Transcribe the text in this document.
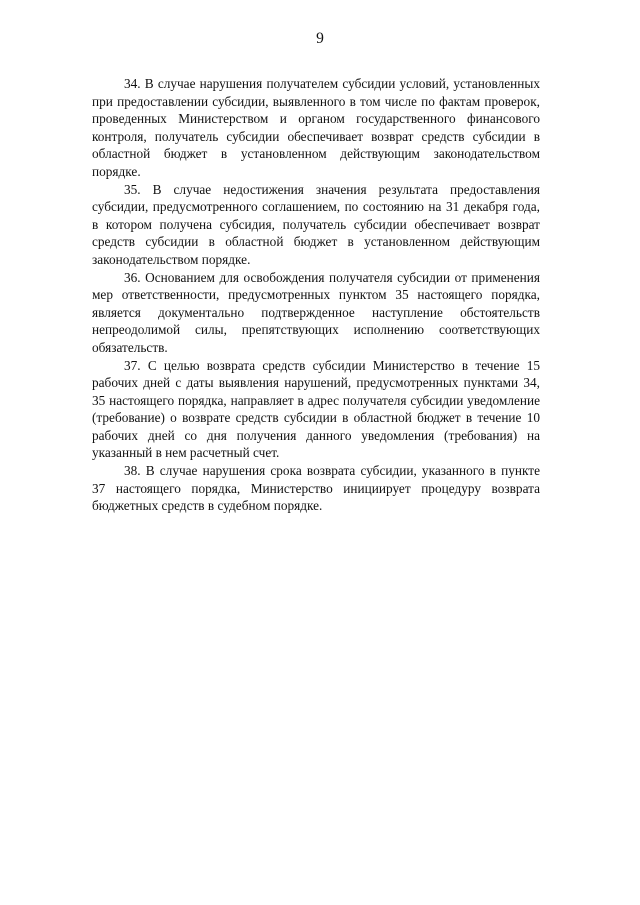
9

34. В случае нарушения получателем субсидии условий, установленных при предоставлении субсидии, выявленного в том числе по фактам проверок, проведенных Министерством и органом государственного финансового контроля, получатель субсидии обеспечивает возврат средств субсидии в областной бюджет в установленном действующим законодательством порядке.

35. В случае недостижения значения результата предоставления субсидии, предусмотренного соглашением, по состоянию на 31 декабря года, в котором получена субсидия, получатель субсидии обеспечивает возврат средств субсидии в областной бюджет в установленном действующим законодательством порядке.

36. Основанием для освобождения получателя субсидии от применения мер ответственности, предусмотренных пунктом 35 настоящего порядка, является документально подтвержденное наступление обстоятельств непреодолимой силы, препятствующих исполнению соответствующих обязательств.

37. С целью возврата средств субсидии Министерство в течение 15 рабочих дней с даты выявления нарушений, предусмотренных пунктами 34, 35 настоящего порядка, направляет в адрес получателя субсидии уведомление (требование) о возврате средств субсидии в областной бюджет в течение 10 рабочих дней со дня получения данного уведомления (требования) на указанный в нем расчетный счет.

38. В случае нарушения срока возврата субсидии, указанного в пункте 37 настоящего порядка, Министерство инициирует процедуру возврата бюджетных средств в судебном порядке.
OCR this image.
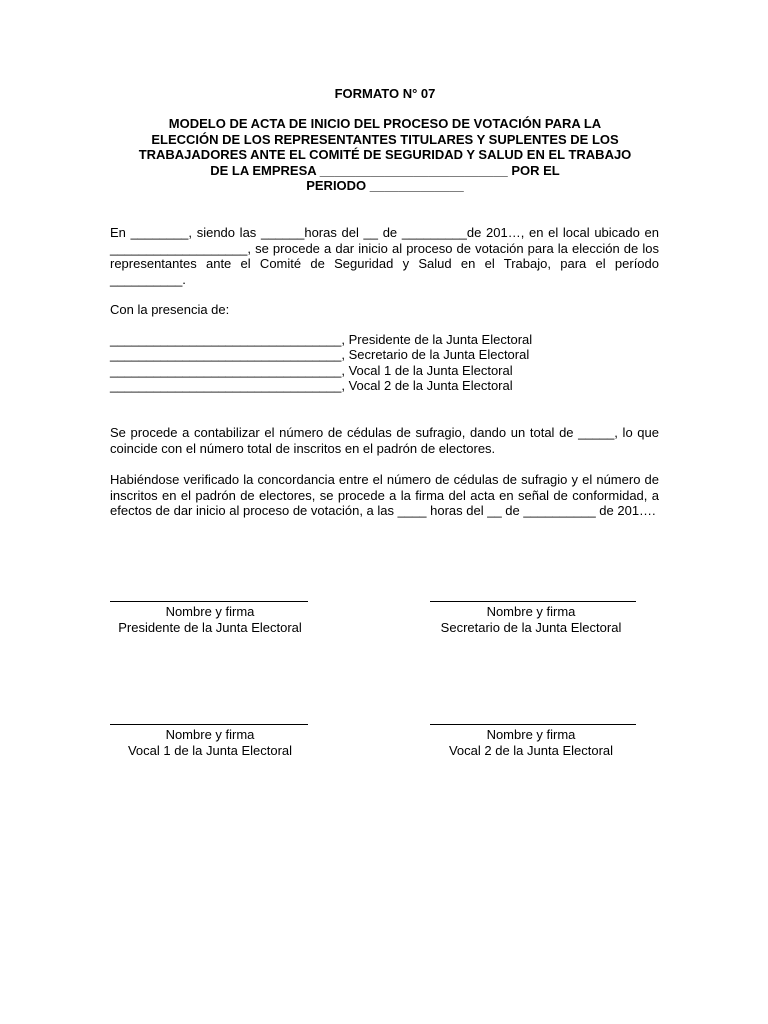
FORMATO N° 07

MODELO DE ACTA DE INICIO DEL PROCESO DE VOTACIÓN PARA LA
ELECCIÓN DE LOS REPRESENTANTES TITULARES Y SUPLENTES DE LOS
TRABAJADORES ANTE EL COMITÉ DE SEGURIDAD Y SALUD EN EL TRABAJO
DE LA EMPRESA __________________________ POR EL
PERIODO _____________

En ________, siendo las ______horas del __ de _________de 201…, en el local ubicado en ___________________, se procede a dar inicio al proceso de votación para la elección de los representantes ante el Comité de Seguridad y Salud en el Trabajo, para el período __________.

Con la presencia de:

________________________________, Presidente de la Junta Electoral
________________________________, Secretario de la Junta Electoral
________________________________, Vocal 1 de la Junta Electoral
________________________________, Vocal 2 de la Junta Electoral

Se procede a contabilizar el número de cédulas de sufragio, dando un total de _____, lo que coincide con el número total de inscritos en el padrón de electores.

Habiéndose verificado la concordancia entre el número de cédulas de sufragio y el número de inscritos en el padrón de electores, se procede a la firma del acta en señal de conformidad, a efectos de dar inicio al proceso de votación, a las ____ horas del __ de __________ de 201….

Nombre y firma
Presidente de la Junta Electoral
Nombre y firma
Secretario de la Junta Electoral
Nombre y firma
Vocal 1 de la Junta Electoral
Nombre y firma
Vocal 2 de la Junta Electoral
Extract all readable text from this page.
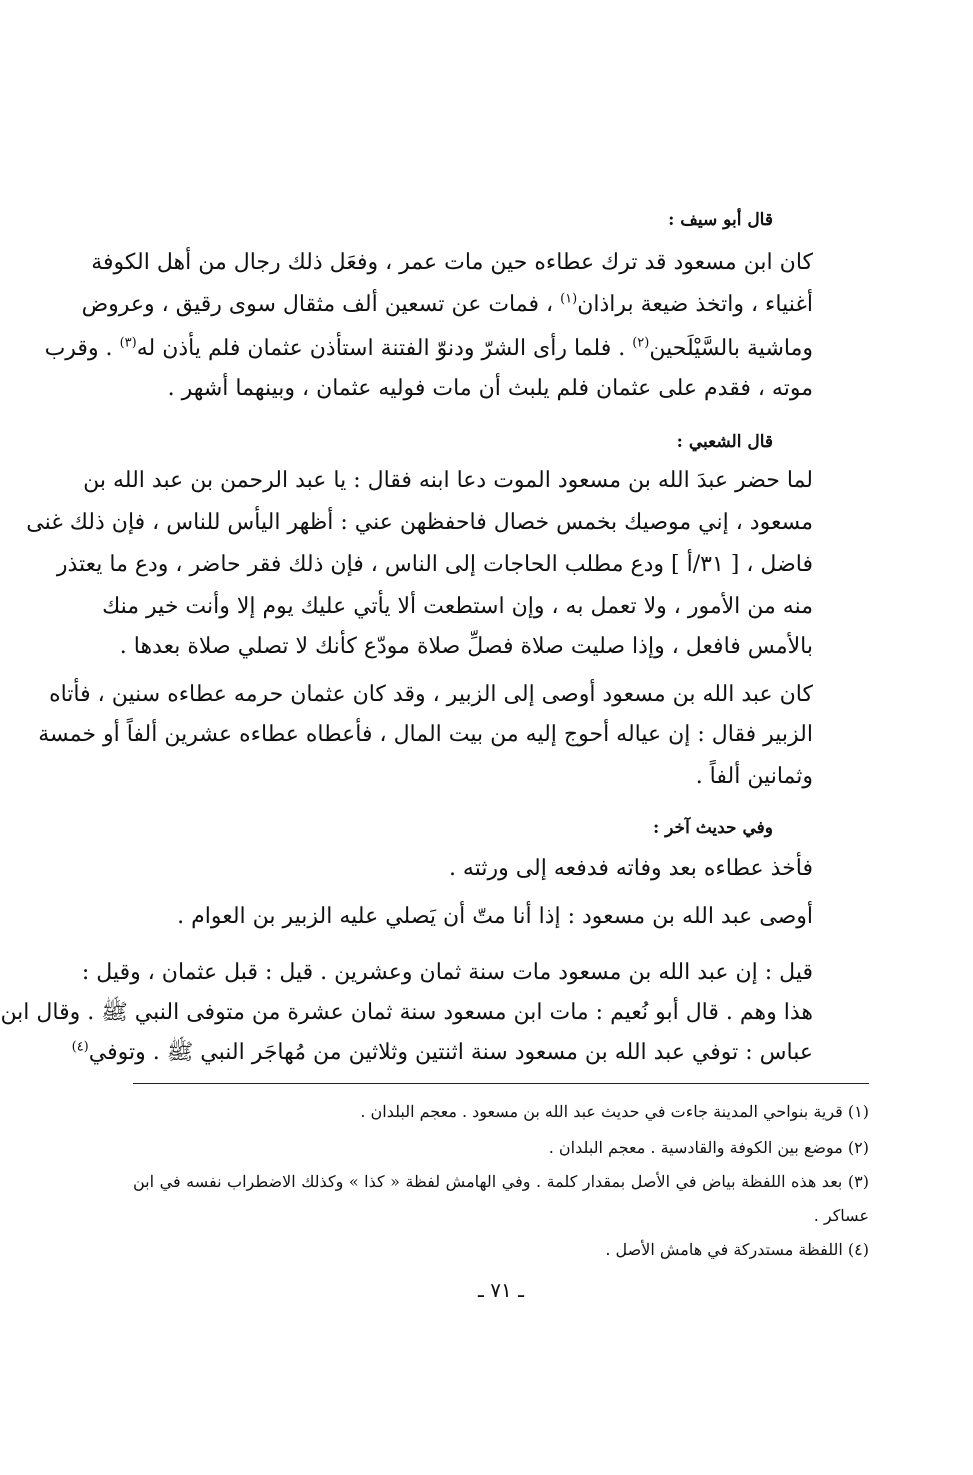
قال أبو سيف :
كان ابن مسعود قد ترك عطاءه حين مات عمر ، وفعَل ذلك رجال من أهل الكوفة
أغنياء ، واتخذ ضيعة براذان$^{(١)}$ ، فمات عن تسعين ألف مثقال سوى رقيق ، وعروض
وماشية بالسَّيْلَحين$^{(٢)}$ . فلما رأى الشرّ ودنوّ الفتنة استأذن عثمان فلم يأذن له$^{(٣)}$ . وقرب
موته ، فقدم على عثمان فلم يلبث أن مات فوليه عثمان ، وبينهما أشهر .
قال الشعبي :
لما حضر عبدَ الله بن مسعود الموت دعا ابنه فقال : يا عبد الرحمن بن عبد الله بن
مسعود ، إني موصيك بخمس خصال فاحفظهن عني : أظهر اليأس للناس ، فإن ذلك غنى
فاضل ، [ ٣١/أ ] ودع مطلب الحاجات إلى الناس ، فإن ذلك فقر حاضر ، ودع ما يعتذر
منه من الأمور ، ولا تعمل به ، وإن استطعت ألا يأتي عليك يوم إلا وأنت خير منك
بالأمس فافعل ، وإذا صليت صلاة فصلِّ صلاة مودّع كأنك لا تصلي صلاة بعدها .
كان عبد الله بن مسعود أوصى إلى الزبير ، وقد كان عثمان حرمه عطاءه سنين ، فأتاه
الزبير فقال : إن عياله أحوج إليه من بيت المال ، فأعطاه عطاءه عشرين ألفاً أو خمسة
وثمانين ألفاً .
وفي حديث آخر :
فأخذ عطاءه بعد وفاته فدفعه إلى ورثته .
أوصى عبد الله بن مسعود : إذا أنا متّ أن يَصلي عليه الزبير بن العوام .
قيل : إن عبد الله بن مسعود مات سنة ثمان وعشرين . قيل : قبل عثمان ، وقيل :
هذا وهم . قال أبو نُعيم : مات ابن مسعود سنة ثمان عشرة من متوفى النبي ﷺ . وقال ابن
عباس : توفي عبد الله بن مسعود سنة اثنتين وثلاثين من مُهاجَر النبي ﷺ . وتوفي$^{(٤)}$
(١) قرية بنواحي المدينة جاءت في حديث عبد الله بن مسعود . معجم البلدان .
(٢) موضع بين الكوفة والقادسية . معجم البلدان .
(٣) بعد هذه اللفظة بياض في الأصل بمقدار كلمة . وفي الهامش لفظة « كذا » وكذلك الاضطراب نفسه في ابن
عساكر .
(٤) اللفظة مستدركة في هامش الأصل .
ـ ٧١ ـ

- _Task to carry out_:
Copy each line above containing the string "عطاءه".

- _Result_:
كان ابن مسعود قد ترك عطاءه حين مات عمر ، وفعَل ذلك رجال من أهل الكوفة
كان عبد الله بن مسعود أوصى إلى الزبير ، وقد كان عثمان حرمه عطاءه سنين ، فأتاه
الزبير فقال : إن عياله أحوج إليه من بيت المال ، فأعطاه عطاءه عشرين ألفاً أو خمسة
فأخذ عطاءه بعد وفاته فدفعه إلى ورثته .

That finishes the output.